**AIM OF THE TASK**
In the entries, find all lines that hold the word "Governors" and copy them.

Structured figure records:
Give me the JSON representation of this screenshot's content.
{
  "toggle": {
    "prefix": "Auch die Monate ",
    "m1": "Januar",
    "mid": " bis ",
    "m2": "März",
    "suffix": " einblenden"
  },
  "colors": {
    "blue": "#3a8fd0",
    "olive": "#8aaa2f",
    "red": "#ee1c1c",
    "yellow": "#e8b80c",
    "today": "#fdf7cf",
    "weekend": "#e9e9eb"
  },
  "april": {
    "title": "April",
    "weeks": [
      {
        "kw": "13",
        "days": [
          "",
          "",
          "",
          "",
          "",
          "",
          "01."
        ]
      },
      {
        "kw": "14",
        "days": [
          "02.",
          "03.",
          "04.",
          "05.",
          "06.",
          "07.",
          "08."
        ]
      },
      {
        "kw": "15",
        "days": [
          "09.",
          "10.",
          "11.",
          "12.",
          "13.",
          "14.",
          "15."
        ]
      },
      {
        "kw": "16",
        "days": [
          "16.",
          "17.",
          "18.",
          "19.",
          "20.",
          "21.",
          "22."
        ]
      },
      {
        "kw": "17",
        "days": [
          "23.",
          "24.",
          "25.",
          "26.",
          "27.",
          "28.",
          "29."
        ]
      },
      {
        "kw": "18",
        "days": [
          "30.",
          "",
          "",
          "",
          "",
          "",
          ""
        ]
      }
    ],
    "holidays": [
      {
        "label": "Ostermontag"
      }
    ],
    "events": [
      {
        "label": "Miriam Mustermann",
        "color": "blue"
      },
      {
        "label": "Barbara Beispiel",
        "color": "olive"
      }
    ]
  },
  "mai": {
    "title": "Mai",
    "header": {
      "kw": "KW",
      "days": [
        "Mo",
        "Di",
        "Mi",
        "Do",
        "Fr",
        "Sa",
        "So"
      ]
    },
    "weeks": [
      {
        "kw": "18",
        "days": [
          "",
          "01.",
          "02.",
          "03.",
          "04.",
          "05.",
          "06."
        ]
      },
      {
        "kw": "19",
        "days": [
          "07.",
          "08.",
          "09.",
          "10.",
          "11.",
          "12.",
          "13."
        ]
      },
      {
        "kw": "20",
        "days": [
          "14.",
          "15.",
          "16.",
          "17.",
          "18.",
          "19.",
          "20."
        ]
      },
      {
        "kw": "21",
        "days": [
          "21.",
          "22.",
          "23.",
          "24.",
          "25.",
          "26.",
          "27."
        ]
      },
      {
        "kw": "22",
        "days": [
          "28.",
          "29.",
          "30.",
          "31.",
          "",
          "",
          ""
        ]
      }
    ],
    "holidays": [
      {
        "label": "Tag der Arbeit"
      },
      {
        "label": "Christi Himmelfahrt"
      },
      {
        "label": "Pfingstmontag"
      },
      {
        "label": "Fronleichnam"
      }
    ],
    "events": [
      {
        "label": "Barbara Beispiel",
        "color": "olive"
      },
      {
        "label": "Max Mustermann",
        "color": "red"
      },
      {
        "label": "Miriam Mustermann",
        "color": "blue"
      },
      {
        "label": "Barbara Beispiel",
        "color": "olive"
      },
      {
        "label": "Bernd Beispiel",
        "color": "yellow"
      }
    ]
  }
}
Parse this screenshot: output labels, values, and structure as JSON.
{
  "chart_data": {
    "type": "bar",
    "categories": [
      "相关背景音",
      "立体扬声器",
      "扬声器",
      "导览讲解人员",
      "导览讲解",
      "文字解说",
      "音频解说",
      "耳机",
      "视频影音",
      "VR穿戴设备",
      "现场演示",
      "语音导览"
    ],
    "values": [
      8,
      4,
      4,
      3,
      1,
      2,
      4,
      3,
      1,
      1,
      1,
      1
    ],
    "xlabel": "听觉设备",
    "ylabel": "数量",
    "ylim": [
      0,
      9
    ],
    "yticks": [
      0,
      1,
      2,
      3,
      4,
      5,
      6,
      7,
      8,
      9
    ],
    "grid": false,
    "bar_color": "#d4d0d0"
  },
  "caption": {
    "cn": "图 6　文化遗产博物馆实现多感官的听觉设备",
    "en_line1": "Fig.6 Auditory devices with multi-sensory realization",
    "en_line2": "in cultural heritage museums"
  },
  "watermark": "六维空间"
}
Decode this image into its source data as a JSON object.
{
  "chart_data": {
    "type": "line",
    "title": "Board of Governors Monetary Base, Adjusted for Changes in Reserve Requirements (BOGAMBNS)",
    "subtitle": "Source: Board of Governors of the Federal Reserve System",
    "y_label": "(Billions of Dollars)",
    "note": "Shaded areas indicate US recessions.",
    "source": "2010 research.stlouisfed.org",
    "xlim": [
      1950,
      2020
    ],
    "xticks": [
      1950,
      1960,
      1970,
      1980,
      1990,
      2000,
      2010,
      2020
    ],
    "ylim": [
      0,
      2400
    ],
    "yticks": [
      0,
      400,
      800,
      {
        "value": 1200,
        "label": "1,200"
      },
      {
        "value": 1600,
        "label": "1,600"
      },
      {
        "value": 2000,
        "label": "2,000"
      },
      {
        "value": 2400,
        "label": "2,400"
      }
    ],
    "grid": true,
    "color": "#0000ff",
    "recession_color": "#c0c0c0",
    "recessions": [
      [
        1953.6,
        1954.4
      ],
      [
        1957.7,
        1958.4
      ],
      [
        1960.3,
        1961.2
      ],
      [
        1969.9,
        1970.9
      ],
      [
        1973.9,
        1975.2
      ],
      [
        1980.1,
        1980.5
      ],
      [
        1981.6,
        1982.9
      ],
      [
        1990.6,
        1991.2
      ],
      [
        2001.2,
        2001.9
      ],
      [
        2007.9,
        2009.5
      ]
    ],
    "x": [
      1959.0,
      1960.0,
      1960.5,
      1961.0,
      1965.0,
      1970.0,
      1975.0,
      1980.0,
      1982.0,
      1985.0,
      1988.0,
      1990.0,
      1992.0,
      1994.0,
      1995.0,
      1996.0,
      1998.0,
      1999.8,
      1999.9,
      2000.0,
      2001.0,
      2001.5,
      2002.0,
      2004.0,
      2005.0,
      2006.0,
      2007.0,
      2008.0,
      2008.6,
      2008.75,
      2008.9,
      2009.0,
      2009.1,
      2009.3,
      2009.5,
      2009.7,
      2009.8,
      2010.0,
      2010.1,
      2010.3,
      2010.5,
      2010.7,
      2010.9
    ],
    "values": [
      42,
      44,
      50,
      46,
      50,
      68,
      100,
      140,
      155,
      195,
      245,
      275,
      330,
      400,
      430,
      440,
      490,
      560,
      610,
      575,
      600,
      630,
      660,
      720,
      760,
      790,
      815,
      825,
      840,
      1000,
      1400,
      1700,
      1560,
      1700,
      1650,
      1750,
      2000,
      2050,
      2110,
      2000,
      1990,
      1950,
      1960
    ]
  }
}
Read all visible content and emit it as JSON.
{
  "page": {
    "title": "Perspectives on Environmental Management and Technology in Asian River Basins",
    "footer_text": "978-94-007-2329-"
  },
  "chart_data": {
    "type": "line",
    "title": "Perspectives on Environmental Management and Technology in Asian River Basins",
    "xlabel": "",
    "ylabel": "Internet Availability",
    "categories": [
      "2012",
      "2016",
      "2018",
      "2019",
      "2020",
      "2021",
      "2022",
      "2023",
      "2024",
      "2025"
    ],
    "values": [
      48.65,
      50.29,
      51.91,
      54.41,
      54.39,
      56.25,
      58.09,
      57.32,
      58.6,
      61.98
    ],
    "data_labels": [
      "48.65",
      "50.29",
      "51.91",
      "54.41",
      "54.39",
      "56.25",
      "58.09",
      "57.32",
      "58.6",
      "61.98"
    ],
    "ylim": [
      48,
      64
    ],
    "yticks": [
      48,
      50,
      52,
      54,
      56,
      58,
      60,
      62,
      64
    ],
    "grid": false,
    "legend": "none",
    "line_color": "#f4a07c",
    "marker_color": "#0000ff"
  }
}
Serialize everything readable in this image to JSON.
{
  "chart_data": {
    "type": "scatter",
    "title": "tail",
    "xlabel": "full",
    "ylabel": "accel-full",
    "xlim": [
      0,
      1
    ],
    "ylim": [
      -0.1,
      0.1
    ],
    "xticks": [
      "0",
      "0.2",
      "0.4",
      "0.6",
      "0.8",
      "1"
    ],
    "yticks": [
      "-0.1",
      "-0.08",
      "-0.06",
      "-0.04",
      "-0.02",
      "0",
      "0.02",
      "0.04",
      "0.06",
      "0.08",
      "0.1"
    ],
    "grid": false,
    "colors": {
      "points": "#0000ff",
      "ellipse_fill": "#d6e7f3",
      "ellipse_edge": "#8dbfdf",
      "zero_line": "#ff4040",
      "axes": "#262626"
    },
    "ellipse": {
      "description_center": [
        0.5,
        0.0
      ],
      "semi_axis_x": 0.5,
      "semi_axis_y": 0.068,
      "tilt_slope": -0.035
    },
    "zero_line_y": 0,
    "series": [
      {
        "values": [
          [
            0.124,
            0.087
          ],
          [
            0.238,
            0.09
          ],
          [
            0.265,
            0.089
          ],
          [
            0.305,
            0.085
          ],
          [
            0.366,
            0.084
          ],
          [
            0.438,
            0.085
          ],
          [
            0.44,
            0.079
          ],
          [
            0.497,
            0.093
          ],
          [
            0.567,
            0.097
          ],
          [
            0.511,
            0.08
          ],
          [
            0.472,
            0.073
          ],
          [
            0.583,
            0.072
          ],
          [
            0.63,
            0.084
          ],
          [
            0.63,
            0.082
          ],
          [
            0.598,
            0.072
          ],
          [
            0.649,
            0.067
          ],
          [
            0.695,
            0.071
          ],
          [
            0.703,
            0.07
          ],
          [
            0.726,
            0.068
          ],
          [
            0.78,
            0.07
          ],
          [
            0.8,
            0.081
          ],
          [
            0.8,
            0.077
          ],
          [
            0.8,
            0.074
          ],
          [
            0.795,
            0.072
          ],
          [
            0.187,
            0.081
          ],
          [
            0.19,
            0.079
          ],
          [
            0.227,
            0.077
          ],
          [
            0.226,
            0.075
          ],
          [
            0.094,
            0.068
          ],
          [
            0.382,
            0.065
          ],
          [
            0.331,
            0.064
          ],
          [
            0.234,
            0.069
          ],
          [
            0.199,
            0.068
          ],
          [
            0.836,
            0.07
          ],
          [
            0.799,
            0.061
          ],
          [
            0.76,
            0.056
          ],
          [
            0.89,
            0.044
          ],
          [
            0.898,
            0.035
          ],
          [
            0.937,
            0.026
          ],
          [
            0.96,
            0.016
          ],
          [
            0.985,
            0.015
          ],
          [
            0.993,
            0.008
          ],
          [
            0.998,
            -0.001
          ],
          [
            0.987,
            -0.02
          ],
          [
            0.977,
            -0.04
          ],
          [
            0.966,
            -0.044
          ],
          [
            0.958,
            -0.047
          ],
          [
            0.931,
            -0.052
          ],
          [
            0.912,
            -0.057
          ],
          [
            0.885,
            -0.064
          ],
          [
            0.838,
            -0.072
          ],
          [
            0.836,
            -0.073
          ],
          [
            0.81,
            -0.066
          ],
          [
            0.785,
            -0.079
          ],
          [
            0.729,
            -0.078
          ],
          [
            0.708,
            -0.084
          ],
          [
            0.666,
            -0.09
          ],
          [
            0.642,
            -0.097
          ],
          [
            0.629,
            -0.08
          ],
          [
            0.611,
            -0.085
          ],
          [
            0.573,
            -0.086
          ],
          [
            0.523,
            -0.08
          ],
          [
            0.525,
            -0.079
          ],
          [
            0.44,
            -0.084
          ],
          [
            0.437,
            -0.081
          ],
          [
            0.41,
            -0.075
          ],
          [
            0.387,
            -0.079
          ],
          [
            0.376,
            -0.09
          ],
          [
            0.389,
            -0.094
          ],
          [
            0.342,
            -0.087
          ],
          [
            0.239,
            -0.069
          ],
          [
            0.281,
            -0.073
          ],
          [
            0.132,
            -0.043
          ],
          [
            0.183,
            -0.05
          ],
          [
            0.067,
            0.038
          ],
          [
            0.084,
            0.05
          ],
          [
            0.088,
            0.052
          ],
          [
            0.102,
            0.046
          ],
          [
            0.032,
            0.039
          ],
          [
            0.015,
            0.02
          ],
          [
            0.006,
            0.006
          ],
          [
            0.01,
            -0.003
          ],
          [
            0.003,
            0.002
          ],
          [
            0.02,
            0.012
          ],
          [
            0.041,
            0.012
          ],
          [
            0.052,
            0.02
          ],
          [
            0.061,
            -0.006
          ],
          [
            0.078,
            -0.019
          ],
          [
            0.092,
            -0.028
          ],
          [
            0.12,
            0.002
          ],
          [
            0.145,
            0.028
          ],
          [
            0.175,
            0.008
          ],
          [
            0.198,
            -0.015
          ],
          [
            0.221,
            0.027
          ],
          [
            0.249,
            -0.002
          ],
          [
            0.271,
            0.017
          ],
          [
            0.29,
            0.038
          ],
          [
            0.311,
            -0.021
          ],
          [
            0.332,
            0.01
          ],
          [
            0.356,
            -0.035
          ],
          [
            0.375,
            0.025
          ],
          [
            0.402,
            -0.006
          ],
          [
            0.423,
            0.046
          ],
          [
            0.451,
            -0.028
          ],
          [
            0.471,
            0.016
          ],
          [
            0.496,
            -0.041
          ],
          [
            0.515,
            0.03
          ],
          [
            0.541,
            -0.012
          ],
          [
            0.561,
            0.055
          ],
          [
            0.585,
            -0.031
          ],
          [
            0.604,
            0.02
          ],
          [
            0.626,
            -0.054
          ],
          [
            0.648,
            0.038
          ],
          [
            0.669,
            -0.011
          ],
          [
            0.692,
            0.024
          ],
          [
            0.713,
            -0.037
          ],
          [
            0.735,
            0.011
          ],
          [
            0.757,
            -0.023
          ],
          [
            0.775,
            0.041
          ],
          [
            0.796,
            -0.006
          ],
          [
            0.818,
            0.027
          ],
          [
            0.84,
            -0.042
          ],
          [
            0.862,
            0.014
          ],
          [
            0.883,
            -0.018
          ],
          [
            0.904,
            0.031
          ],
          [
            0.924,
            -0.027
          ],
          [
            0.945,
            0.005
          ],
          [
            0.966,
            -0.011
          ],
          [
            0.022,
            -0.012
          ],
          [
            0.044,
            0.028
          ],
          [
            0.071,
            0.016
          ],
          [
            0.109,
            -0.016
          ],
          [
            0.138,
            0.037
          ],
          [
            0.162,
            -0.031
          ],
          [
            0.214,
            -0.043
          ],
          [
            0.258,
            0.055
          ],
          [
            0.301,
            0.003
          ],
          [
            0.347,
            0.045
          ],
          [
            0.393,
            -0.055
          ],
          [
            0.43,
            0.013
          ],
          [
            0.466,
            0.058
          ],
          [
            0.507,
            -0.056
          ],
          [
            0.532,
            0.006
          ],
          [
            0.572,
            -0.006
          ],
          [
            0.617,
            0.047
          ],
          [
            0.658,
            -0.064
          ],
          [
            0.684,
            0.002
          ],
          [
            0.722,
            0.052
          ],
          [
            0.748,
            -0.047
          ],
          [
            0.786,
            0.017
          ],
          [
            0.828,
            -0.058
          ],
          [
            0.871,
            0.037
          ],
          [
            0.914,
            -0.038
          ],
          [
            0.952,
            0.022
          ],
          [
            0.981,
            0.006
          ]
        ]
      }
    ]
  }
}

**FINISHED ANSWER**
    "title": "Board of Governors Monetary Base, Adjusted for Changes in Reserve Requirements (BOGAMBNS)",
    "subtitle": "Source: Board of Governors of the Federal Reserve System",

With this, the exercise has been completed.